* TASK MATERIAL:
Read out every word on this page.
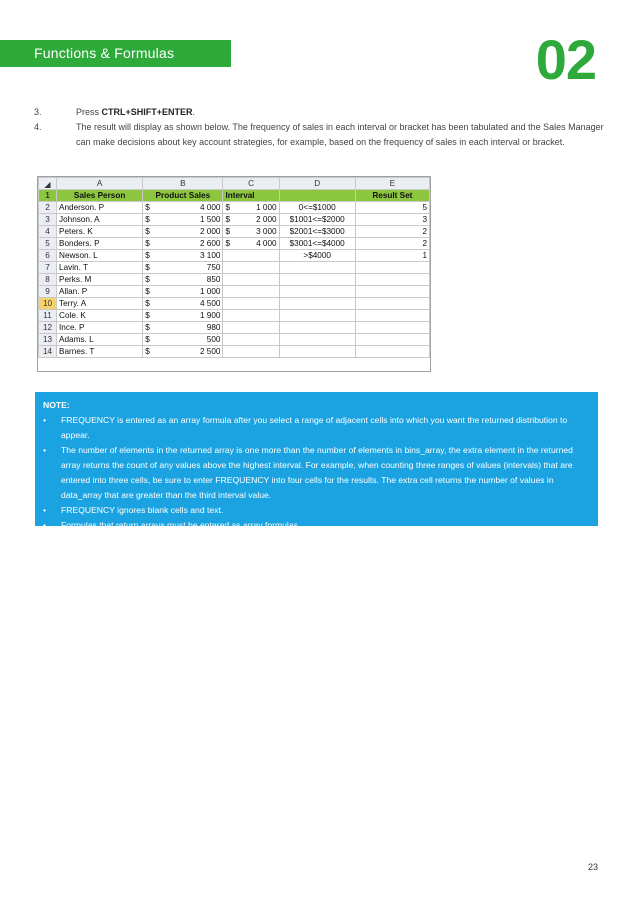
Functions & Formulas	02
3.	Press CTRL+SHIFT+ENTER.
4.	The result will display as shown below. The frequency of sales in each interval or bracket has been tabulated and the Sales Manager can make decisions about key account strategies, for example, based on the frequency of sales in each interval or bracket.
◢	A	B	C	D	E
1	Sales Person	Product Sales	Interval		Result Set
2	Anderson. P	$ 4 000	$ 1 000	0<=$1000	5
3	Johnson. A	$ 1 500	$ 2 000	$1001<=$2000	3
4	Peters. K	$ 2 000	$ 3 000	$2001<=$3000	2
5	Bonders. P	$ 2 600	$ 4 000	$3001<=$4000	2
6	Newson. L	$ 3 100		>$4000	1
7	Lavin. T	$ 750			

8	Perks. M	$ 850			

9	Allan. P	$ 1 000			

10	Terry. A	$ 4 500			

11	Cole. K	$ 1 900			

12	Ince. P	$ 980			

13	Adams. L	$ 500			

14	Barnes. T	$ 2 500			

NOTE:
• FREQUENCY is entered as an array formula after you select a range of adjacent cells into which you want the returned distribution to appear.
• The number of elements in the returned array is one more than the number of elements in bins_array, the extra element in the returned array returns the count of any values above the highest interval. For example, when counting three ranges of values (intervals) that are entered into three cells, be sure to enter FREQUENCY into four cells for the results. The extra cell returns the number of values in data_array that are greater than the third interval value.
• FREQUENCY ignores blank cells and text.
• Formulas that return arrays must be entered as array formulas.
23
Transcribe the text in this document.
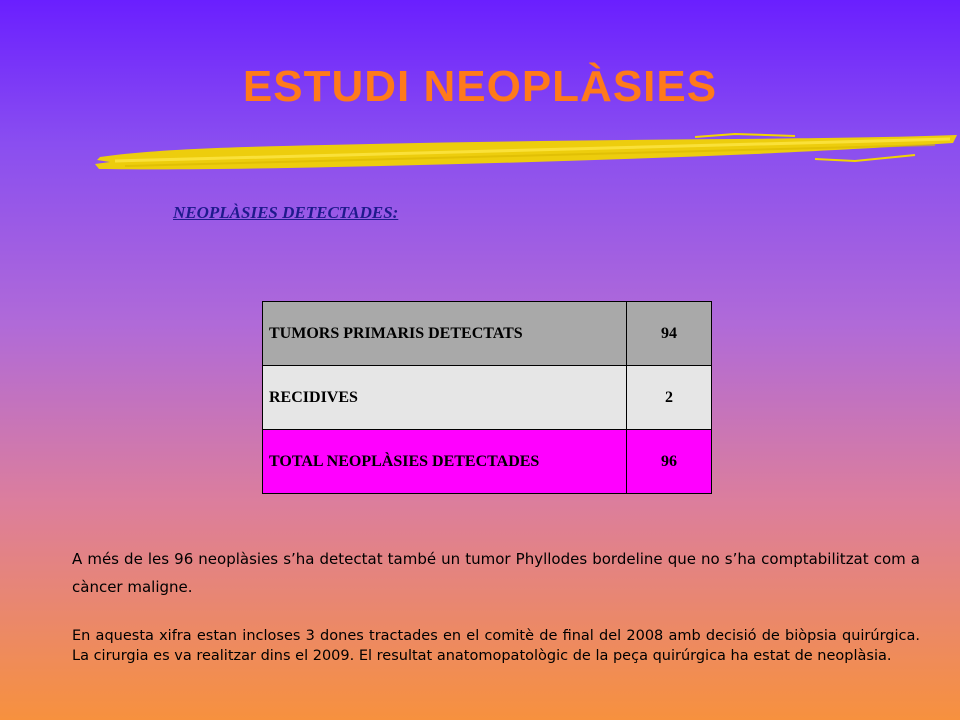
ESTUDI NEOPLÀSIES
NEOPLÀSIES DETECTADES:
TUMORS PRIMARIS DETECTATS	94
RECIDIVES	2
TOTAL NEOPLÀSIES DETECTADES	96
A més de les 96 neoplàsies s’ha detectat també un tumor Phyllodes bordeline que no s’ha comptabilitzat com a càncer maligne.
En aquesta xifra estan incloses 3 dones tractades en el comitè de final del 2008 amb decisió de biòpsia quirúrgica. La cirurgia es va realitzar dins el 2009. El resultat anatomopatològic de la peça quirúrgica ha estat de neoplàsia.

* WHAT YOU NEED TO DO: Search the entries above for the word "text", and copy every line where it occurs.

* REPLY TO THE TASK:
• FREQUENCY ignores blank cells and text.
Transcribe the text in this document.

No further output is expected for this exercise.